- Problem to work on -
Write out the entries below once more, exactly, with the pictures left out.

- Data rows -

┌──

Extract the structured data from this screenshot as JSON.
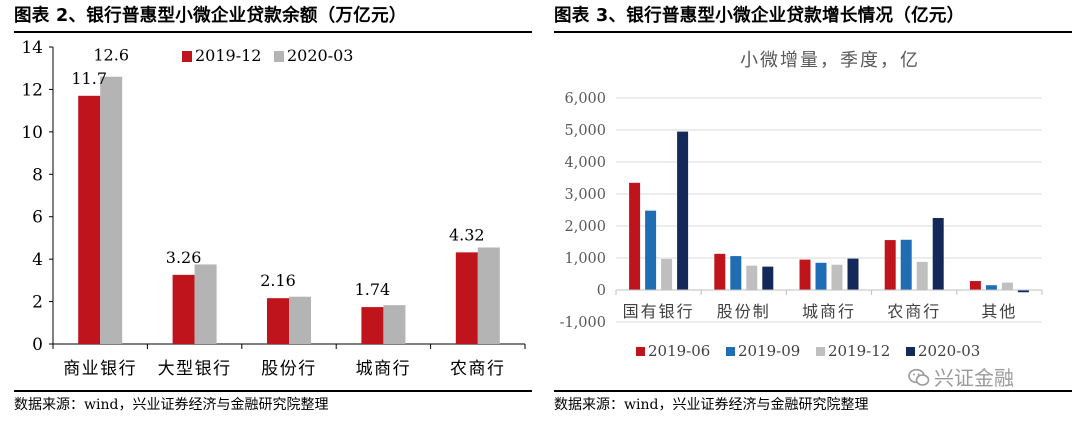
{
  "left": {
    "title": "图表 2、银行普惠型小微企业贷款余额（万亿元）",
    "source": "数据来源：wind，兴业证券经济与金融研究院整理"
  },
  "right": {
    "title": "图表 3、银行普惠型小微企业贷款增长情况（亿元）",
    "source": "数据来源：wind，兴业证券经济与金融研究院整理"
  },
  "watermark": "兴证金融",
  "chart_data": [
    {
      "type": "bar",
      "title": "",
      "xlabel": "",
      "ylabel": "",
      "categories": [
        "商业银行",
        "大型银行",
        "股份行",
        "城商行",
        "农商行"
      ],
      "series": [
        {
          "name": "2019-12",
          "values": [
            11.7,
            3.26,
            2.16,
            1.74,
            4.32
          ],
          "color": "#c0141c"
        },
        {
          "name": "2020-03",
          "values": [
            12.6,
            3.75,
            2.23,
            1.83,
            4.55
          ],
          "color": "#b4b4b4"
        }
      ],
      "data_labels": [
        "11.7",
        "3.26",
        "2.16",
        "1.74",
        "4.32"
      ],
      "data_labels_series2": [
        "12.6",
        "",
        "",
        "",
        ""
      ],
      "ylim": [
        0,
        14
      ],
      "yticks": [
        "0",
        "2",
        "4",
        "6",
        "8",
        "10",
        "12",
        "14"
      ],
      "grid": false,
      "legend": "top-right"
    },
    {
      "type": "bar",
      "title": "小微增量，季度，亿",
      "xlabel": "",
      "ylabel": "",
      "categories": [
        "国有银行",
        "股份制",
        "城商行",
        "农商行",
        "其他"
      ],
      "series": [
        {
          "name": "2019-06",
          "values": [
            3350,
            1130,
            950,
            1560,
            280
          ],
          "color": "#c0141c"
        },
        {
          "name": "2019-09",
          "values": [
            2480,
            1060,
            850,
            1570,
            150
          ],
          "color": "#1f6eb4"
        },
        {
          "name": "2019-12",
          "values": [
            970,
            760,
            790,
            880,
            230
          ],
          "color": "#bfbfbf"
        },
        {
          "name": "2020-03",
          "values": [
            4950,
            730,
            980,
            2250,
            -70
          ],
          "color": "#14285a"
        }
      ],
      "ylim": [
        -1000,
        6000
      ],
      "yticks": [
        "-1,000",
        "0",
        "1,000",
        "2,000",
        "3,000",
        "4,000",
        "5,000",
        "6,000"
      ],
      "grid": true,
      "legend": "bottom"
    }
  ]
}
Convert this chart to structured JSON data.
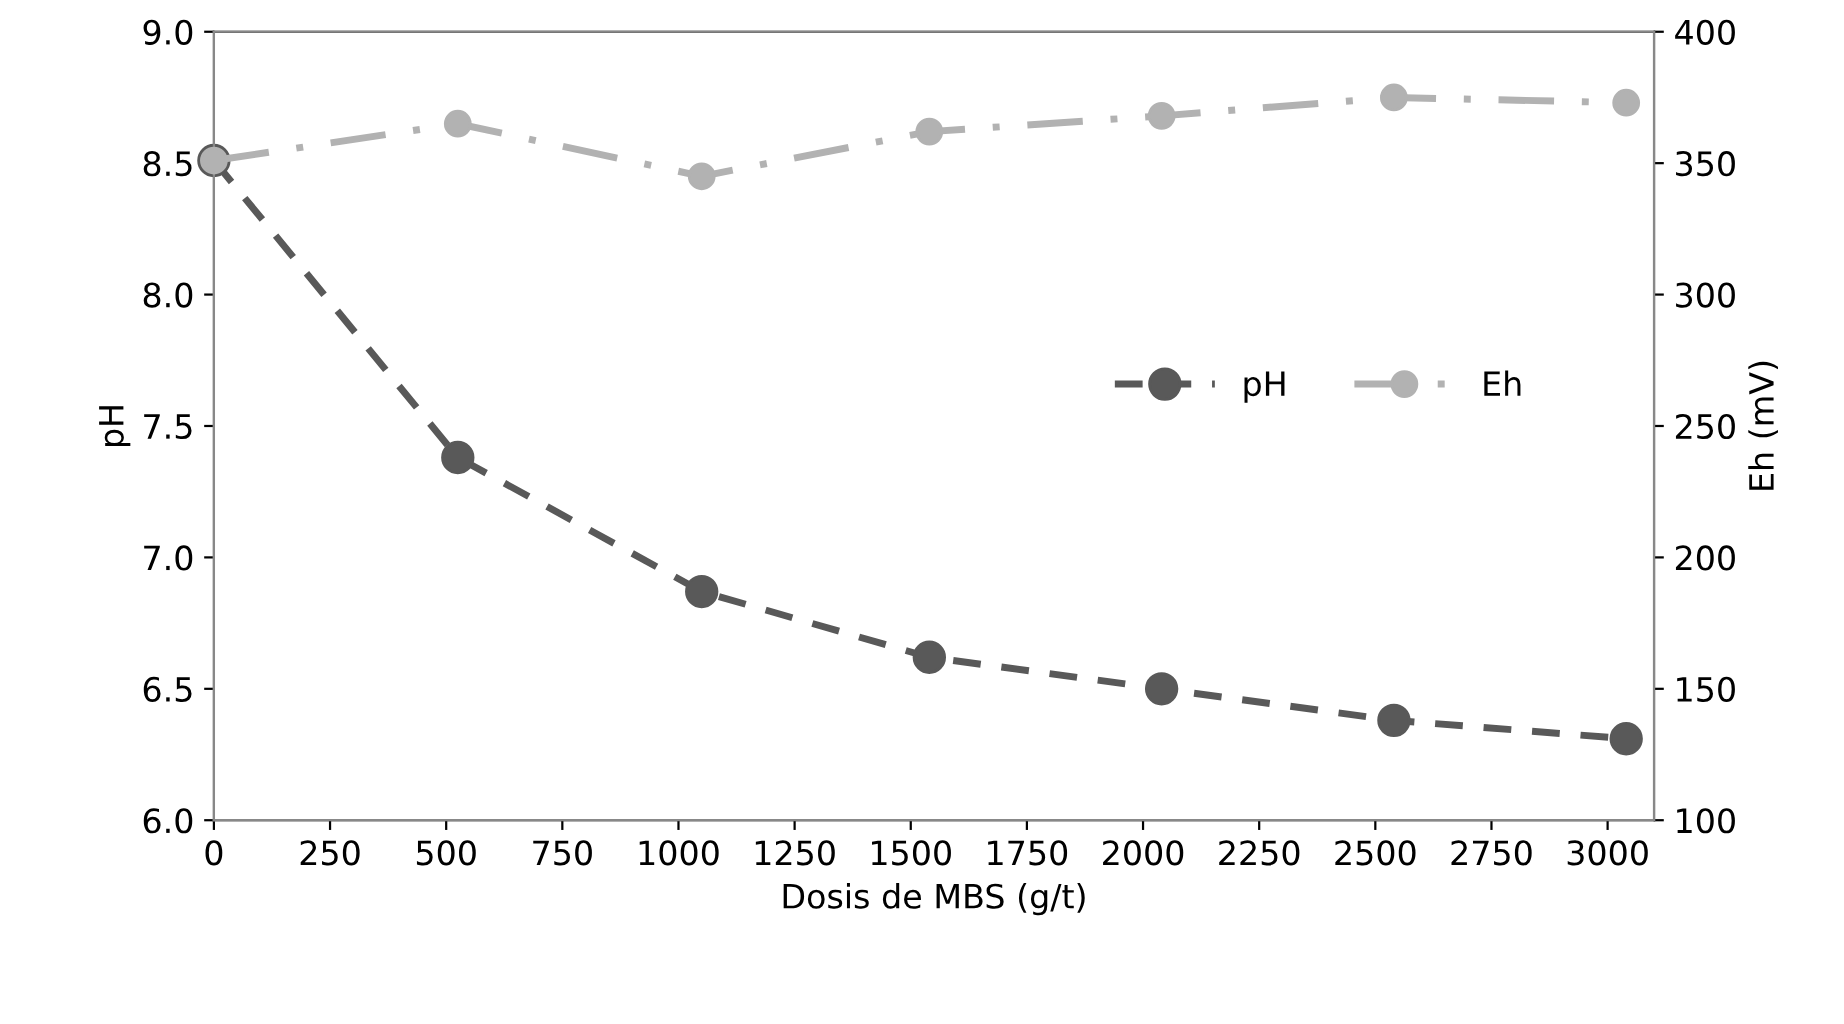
{
  "chart_data": {
    "type": "line",
    "xlabel": "Dosis de MBS (g/t)",
    "ylabel": "pH",
    "y2label": "Eh (mV)",
    "x": [
      0,
      525,
      1050,
      1540,
      2040,
      2540,
      3040
    ],
    "series": [
      {
        "name": "pH",
        "color": "#595959",
        "values": [
          8.51,
          7.38,
          6.87,
          6.62,
          6.5,
          6.38,
          6.31
        ],
        "line_style": "dashed",
        "marker": "circle"
      },
      {
        "name": "Eh",
        "color": "#b2b2b2",
        "axis": "y2",
        "values": [
          351,
          365,
          345,
          362,
          368,
          375,
          373
        ],
        "line_style": "dashdot",
        "marker": "circle"
      }
    ],
    "xlim": [
      0,
      3100
    ],
    "xticks": [
      0,
      250,
      500,
      750,
      1000,
      1250,
      1500,
      1750,
      2000,
      2250,
      2500,
      2750,
      3000
    ],
    "ylim": [
      6,
      9
    ],
    "yticks": [
      {
        "value": 6,
        "label": "6.0"
      },
      {
        "value": 6.5,
        "label": "6.5"
      },
      {
        "value": 7,
        "label": "7.0"
      },
      {
        "value": 7.5,
        "label": "7.5"
      },
      {
        "value": 8,
        "label": "8.0"
      },
      {
        "value": 8.5,
        "label": "8.5"
      },
      {
        "value": 9,
        "label": "9.0"
      }
    ],
    "y2lim": [
      100,
      400
    ],
    "y2ticks": [
      100,
      150,
      200,
      250,
      300,
      350,
      400
    ],
    "grid": false,
    "legend": "right"
  }
}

└──

- Exercise response -
Extract the structured data from this screenshot as JSON.
{
  "left": {
    "title": "图表 2、银行普惠型小微企业贷款余额（万亿元）",
    "source": "数据来源：wind，兴业证券经济与金融研究院整理"
  },
  "right": {
    "title": "图表 3、银行普惠型小微企业贷款增长情况（亿元）",
    "source": "数据来源：wind，兴业证券经济与金融研究院整理"
  },
  "watermark": "兴证金融",
  "chart_data": [
    {
      "type": "bar",
      "title": "",
      "xlabel": "",
      "ylabel": "",
      "categories": [
        "商业银行",
        "大型银行",
        "股份行",
        "城商行",
        "农商行"
      ],
      "series": [
        {
          "name": "2019-12",
          "values": [
            11.7,
            3.26,
            2.16,
            1.74,
            4.32
          ],
          "color": "#c0141c"
        },
        {
          "name": "2020-03",
          "values": [
            12.6,
            3.75,
            2.23,
            1.83,
            4.55
          ],
          "color": "#b4b4b4"
        }
      ],
      "data_labels": [
        "11.7",
        "3.26",
        "2.16",
        "1.74",
        "4.32"
      ],
      "data_labels_series2": [
        "12.6",
        "",
        "",
        "",
        ""
      ],
      "ylim": [
        0,
        14
      ],
      "yticks": [
        "0",
        "2",
        "4",
        "6",
        "8",
        "10",
        "12",
        "14"
      ],
      "grid": false,
      "legend": "top-right"
    },
    {
      "type": "bar",
      "title": "小微增量，季度，亿",
      "xlabel": "",
      "ylabel": "",
      "categories": [
        "国有银行",
        "股份制",
        "城商行",
        "农商行",
        "其他"
      ],
      "series": [
        {
          "name": "2019-06",
          "values": [
            3350,
            1130,
            950,
            1560,
            280
          ],
          "color": "#c0141c"
        },
        {
          "name": "2019-09",
          "values": [
            2480,
            1060,
            850,
            1570,
            150
          ],
          "color": "#1f6eb4"
        },
        {
          "name": "2019-12",
          "values": [
            970,
            760,
            790,
            880,
            230
          ],
          "color": "#bfbfbf"
        },
        {
          "name": "2020-03",
          "values": [
            4950,
            730,
            980,
            2250,
            -70
          ],
          "color": "#14285a"
        }
      ],
      "ylim": [
        -1000,
        6000
      ],
      "yticks": [
        "-1,000",
        "0",
        "1,000",
        "2,000",
        "3,000",
        "4,000",
        "5,000",
        "6,000"
      ],
      "grid": true,
      "legend": "bottom"
    }
  ]
}
Convert this chart to structured JSON data.
{
  "chart_data": {
    "type": "line",
    "xlabel": "Dosis de MBS (g/t)",
    "ylabel": "pH",
    "y2label": "Eh (mV)",
    "x": [
      0,
      525,
      1050,
      1540,
      2040,
      2540,
      3040
    ],
    "series": [
      {
        "name": "pH",
        "color": "#595959",
        "values": [
          8.51,
          7.38,
          6.87,
          6.62,
          6.5,
          6.38,
          6.31
        ],
        "line_style": "dashed",
        "marker": "circle"
      },
      {
        "name": "Eh",
        "color": "#b2b2b2",
        "axis": "y2",
        "values": [
          351,
          365,
          345,
          362,
          368,
          375,
          373
        ],
        "line_style": "dashdot",
        "marker": "circle"
      }
    ],
    "xlim": [
      0,
      3100
    ],
    "xticks": [
      0,
      250,
      500,
      750,
      1000,
      1250,
      1500,
      1750,
      2000,
      2250,
      2500,
      2750,
      3000
    ],
    "ylim": [
      6,
      9
    ],
    "yticks": [
      {
        "value": 6,
        "label": "6.0"
      },
      {
        "value": 6.5,
        "label": "6.5"
      },
      {
        "value": 7,
        "label": "7.0"
      },
      {
        "value": 7.5,
        "label": "7.5"
      },
      {
        "value": 8,
        "label": "8.0"
      },
      {
        "value": 8.5,
        "label": "8.5"
      },
      {
        "value": 9,
        "label": "9.0"
      }
    ],
    "y2lim": [
      100,
      400
    ],
    "y2ticks": [
      100,
      150,
      200,
      250,
      300,
      350,
      400
    ],
    "grid": false,
    "legend": "right"
  }
}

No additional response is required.